— Begin DATA ROWS —

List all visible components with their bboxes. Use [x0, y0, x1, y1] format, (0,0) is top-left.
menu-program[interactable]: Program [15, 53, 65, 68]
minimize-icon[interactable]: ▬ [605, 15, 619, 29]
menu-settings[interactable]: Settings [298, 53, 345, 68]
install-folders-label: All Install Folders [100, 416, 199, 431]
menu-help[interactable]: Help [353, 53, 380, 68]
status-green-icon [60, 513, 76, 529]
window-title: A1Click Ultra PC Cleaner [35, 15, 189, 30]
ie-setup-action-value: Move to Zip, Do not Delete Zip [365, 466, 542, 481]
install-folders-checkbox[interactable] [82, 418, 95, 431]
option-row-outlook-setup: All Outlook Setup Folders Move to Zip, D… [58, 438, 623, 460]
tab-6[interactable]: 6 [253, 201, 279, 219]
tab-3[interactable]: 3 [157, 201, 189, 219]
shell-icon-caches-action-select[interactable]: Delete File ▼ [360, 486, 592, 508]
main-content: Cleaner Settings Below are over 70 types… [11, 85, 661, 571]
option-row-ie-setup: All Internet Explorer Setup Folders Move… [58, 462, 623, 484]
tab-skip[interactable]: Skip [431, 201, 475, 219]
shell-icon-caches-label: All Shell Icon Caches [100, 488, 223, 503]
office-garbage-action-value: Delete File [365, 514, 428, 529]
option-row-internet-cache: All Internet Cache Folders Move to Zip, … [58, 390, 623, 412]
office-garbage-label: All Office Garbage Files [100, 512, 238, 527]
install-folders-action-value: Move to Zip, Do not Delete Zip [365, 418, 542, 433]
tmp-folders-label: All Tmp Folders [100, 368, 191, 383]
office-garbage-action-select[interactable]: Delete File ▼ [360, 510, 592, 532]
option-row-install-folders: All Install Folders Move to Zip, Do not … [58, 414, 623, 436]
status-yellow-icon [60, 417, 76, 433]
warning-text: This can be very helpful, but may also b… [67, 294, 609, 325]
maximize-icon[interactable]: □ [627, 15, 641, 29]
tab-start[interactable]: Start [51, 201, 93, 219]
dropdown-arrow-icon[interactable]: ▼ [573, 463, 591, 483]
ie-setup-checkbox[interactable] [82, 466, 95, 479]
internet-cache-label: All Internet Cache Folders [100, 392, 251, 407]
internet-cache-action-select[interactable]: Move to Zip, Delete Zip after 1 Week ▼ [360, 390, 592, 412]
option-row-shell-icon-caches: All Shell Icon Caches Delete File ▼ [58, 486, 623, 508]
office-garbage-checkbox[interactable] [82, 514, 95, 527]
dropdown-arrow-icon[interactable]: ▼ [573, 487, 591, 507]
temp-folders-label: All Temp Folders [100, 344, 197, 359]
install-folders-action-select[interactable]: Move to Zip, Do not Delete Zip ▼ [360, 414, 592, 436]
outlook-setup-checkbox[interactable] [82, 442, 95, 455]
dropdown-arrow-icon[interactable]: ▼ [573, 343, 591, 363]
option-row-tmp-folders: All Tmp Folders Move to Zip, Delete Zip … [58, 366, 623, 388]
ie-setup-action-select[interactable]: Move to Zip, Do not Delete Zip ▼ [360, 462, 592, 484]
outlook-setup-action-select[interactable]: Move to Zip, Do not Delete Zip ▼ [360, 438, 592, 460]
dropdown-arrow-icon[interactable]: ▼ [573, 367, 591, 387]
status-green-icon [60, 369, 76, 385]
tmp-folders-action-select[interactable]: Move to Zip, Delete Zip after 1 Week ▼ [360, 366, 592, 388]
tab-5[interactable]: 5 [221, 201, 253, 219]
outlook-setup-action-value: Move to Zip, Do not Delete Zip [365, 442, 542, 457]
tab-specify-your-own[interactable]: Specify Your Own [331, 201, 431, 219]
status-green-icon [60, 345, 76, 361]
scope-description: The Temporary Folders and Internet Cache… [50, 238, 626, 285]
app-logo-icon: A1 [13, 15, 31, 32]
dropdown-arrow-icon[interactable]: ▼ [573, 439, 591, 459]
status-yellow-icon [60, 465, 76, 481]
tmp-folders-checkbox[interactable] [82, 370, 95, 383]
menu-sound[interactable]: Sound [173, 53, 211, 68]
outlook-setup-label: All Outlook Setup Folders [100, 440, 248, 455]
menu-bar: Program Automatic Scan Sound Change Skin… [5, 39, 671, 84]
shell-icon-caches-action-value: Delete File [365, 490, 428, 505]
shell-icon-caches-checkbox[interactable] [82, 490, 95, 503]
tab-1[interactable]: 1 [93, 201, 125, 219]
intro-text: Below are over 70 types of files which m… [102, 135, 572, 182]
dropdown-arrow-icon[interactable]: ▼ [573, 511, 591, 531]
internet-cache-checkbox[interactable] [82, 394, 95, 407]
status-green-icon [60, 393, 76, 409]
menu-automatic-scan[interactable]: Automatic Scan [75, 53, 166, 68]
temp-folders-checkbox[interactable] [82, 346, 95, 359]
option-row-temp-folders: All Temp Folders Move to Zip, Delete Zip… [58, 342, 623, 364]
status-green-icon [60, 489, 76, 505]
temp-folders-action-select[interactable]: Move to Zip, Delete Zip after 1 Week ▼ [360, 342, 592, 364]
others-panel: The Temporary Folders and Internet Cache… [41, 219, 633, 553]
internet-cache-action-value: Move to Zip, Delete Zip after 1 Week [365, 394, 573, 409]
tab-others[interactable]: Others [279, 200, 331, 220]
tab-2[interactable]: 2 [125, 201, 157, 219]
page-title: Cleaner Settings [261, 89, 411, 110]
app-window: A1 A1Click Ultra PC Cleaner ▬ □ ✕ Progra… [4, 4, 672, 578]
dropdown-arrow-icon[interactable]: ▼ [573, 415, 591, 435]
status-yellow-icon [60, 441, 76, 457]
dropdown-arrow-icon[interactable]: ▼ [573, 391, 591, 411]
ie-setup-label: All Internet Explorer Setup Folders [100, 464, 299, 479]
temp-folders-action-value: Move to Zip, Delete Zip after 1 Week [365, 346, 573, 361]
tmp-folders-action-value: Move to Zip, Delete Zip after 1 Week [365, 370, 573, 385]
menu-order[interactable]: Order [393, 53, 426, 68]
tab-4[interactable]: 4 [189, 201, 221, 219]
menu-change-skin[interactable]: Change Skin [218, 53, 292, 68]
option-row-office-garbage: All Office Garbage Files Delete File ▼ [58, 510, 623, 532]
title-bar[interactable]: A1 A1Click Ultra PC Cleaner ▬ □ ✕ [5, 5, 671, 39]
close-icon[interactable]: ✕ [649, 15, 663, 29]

— End DATA ROWS —

THE EXERCISE -
Copy all of the lines above word for word.

OUTPUT FOR THIS TASK -
List all visible components with their bboxes. Use [x0, y0, x1, y1] format, (0,0) is top-left.
menu-program[interactable]: Program [15, 53, 65, 68]
minimize-icon[interactable]: ▬ [605, 15, 619, 29]
menu-settings[interactable]: Settings [298, 53, 345, 68]
install-folders-label: All Install Folders [100, 416, 199, 431]
menu-help[interactable]: Help [353, 53, 380, 68]
status-green-icon [60, 513, 76, 529]
window-title: A1Click Ultra PC Cleaner [35, 15, 189, 30]
ie-setup-action-value: Move to Zip, Do not Delete Zip [365, 466, 542, 481]
install-folders-checkbox[interactable] [82, 418, 95, 431]
option-row-outlook-setup: All Outlook Setup Folders Move to Zip, D… [58, 438, 623, 460]
tab-6[interactable]: 6 [253, 201, 279, 219]
tab-3[interactable]: 3 [157, 201, 189, 219]
shell-icon-caches-action-select[interactable]: Delete File ▼ [360, 486, 592, 508]
main-content: Cleaner Settings Below are over 70 types… [11, 85, 661, 571]
option-row-ie-setup: All Internet Explorer Setup Folders Move… [58, 462, 623, 484]
tab-skip[interactable]: Skip [431, 201, 475, 219]
shell-icon-caches-label: All Shell Icon Caches [100, 488, 223, 503]
office-garbage-action-value: Delete File [365, 514, 428, 529]
option-row-internet-cache: All Internet Cache Folders Move to Zip, … [58, 390, 623, 412]
office-garbage-label: All Office Garbage Files [100, 512, 238, 527]
install-folders-action-value: Move to Zip, Do not Delete Zip [365, 418, 542, 433]
tmp-folders-label: All Tmp Folders [100, 368, 191, 383]
office-garbage-action-select[interactable]: Delete File ▼ [360, 510, 592, 532]
option-row-install-folders: All Install Folders Move to Zip, Do not … [58, 414, 623, 436]
status-yellow-icon [60, 417, 76, 433]
warning-text: This can be very helpful, but may also b… [67, 294, 609, 325]
maximize-icon[interactable]: □ [627, 15, 641, 29]
tab-start[interactable]: Start [51, 201, 93, 219]
dropdown-arrow-icon[interactable]: ▼ [573, 463, 591, 483]
ie-setup-checkbox[interactable] [82, 466, 95, 479]
internet-cache-label: All Internet Cache Folders [100, 392, 251, 407]
internet-cache-action-select[interactable]: Move to Zip, Delete Zip after 1 Week ▼ [360, 390, 592, 412]
option-row-shell-icon-caches: All Shell Icon Caches Delete File ▼ [58, 486, 623, 508]
office-garbage-checkbox[interactable] [82, 514, 95, 527]
dropdown-arrow-icon[interactable]: ▼ [573, 487, 591, 507]
temp-folders-label: All Temp Folders [100, 344, 197, 359]
install-folders-action-select[interactable]: Move to Zip, Do not Delete Zip ▼ [360, 414, 592, 436]
outlook-setup-checkbox[interactable] [82, 442, 95, 455]
dropdown-arrow-icon[interactable]: ▼ [573, 343, 591, 363]
option-row-tmp-folders: All Tmp Folders Move to Zip, Delete Zip … [58, 366, 623, 388]
ie-setup-action-select[interactable]: Move to Zip, Do not Delete Zip ▼ [360, 462, 592, 484]
outlook-setup-action-select[interactable]: Move to Zip, Do not Delete Zip ▼ [360, 438, 592, 460]
dropdown-arrow-icon[interactable]: ▼ [573, 367, 591, 387]
status-green-icon [60, 369, 76, 385]
tmp-folders-action-select[interactable]: Move to Zip, Delete Zip after 1 Week ▼ [360, 366, 592, 388]
tab-5[interactable]: 5 [221, 201, 253, 219]
outlook-setup-action-value: Move to Zip, Do not Delete Zip [365, 442, 542, 457]
tab-specify-your-own[interactable]: Specify Your Own [331, 201, 431, 219]
status-green-icon [60, 345, 76, 361]
scope-description: The Temporary Folders and Internet Cache… [50, 238, 626, 285]
app-logo-icon: A1 [13, 15, 31, 32]
dropdown-arrow-icon[interactable]: ▼ [573, 439, 591, 459]
status-yellow-icon [60, 465, 76, 481]
tmp-folders-checkbox[interactable] [82, 370, 95, 383]
menu-sound[interactable]: Sound [173, 53, 211, 68]
outlook-setup-label: All Outlook Setup Folders [100, 440, 248, 455]
menu-bar: Program Automatic Scan Sound Change Skin… [5, 39, 671, 84]
shell-icon-caches-action-value: Delete File [365, 490, 428, 505]
shell-icon-caches-checkbox[interactable] [82, 490, 95, 503]
tab-1[interactable]: 1 [93, 201, 125, 219]
intro-text: Below are over 70 types of files which m… [102, 135, 572, 182]
dropdown-arrow-icon[interactable]: ▼ [573, 511, 591, 531]
internet-cache-checkbox[interactable] [82, 394, 95, 407]
status-green-icon [60, 393, 76, 409]
menu-automatic-scan[interactable]: Automatic Scan [75, 53, 166, 68]
temp-folders-checkbox[interactable] [82, 346, 95, 359]
option-row-temp-folders: All Temp Folders Move to Zip, Delete Zip… [58, 342, 623, 364]
status-green-icon [60, 489, 76, 505]
temp-folders-action-select[interactable]: Move to Zip, Delete Zip after 1 Week ▼ [360, 342, 592, 364]
others-panel: The Temporary Folders and Internet Cache… [41, 219, 633, 553]
internet-cache-action-value: Move to Zip, Delete Zip after 1 Week [365, 394, 573, 409]
tab-others[interactable]: Others [279, 200, 331, 220]
tab-2[interactable]: 2 [125, 201, 157, 219]
page-title: Cleaner Settings [261, 89, 411, 110]
app-window: A1 A1Click Ultra PC Cleaner ▬ □ ✕ Progra… [4, 4, 672, 578]
dropdown-arrow-icon[interactable]: ▼ [573, 415, 591, 435]
status-yellow-icon [60, 441, 76, 457]
dropdown-arrow-icon[interactable]: ▼ [573, 391, 591, 411]
ie-setup-label: All Internet Explorer Setup Folders [100, 464, 299, 479]
temp-folders-action-value: Move to Zip, Delete Zip after 1 Week [365, 346, 573, 361]
tmp-folders-action-value: Move to Zip, Delete Zip after 1 Week [365, 370, 573, 385]
menu-order[interactable]: Order [393, 53, 426, 68]
tab-4[interactable]: 4 [189, 201, 221, 219]
menu-change-skin[interactable]: Change Skin [218, 53, 292, 68]
option-row-office-garbage: All Office Garbage Files Delete File ▼ [58, 510, 623, 532]
title-bar[interactable]: A1 A1Click Ultra PC Cleaner ▬ □ ✕ [5, 5, 671, 39]
close-icon[interactable]: ✕ [649, 15, 663, 29]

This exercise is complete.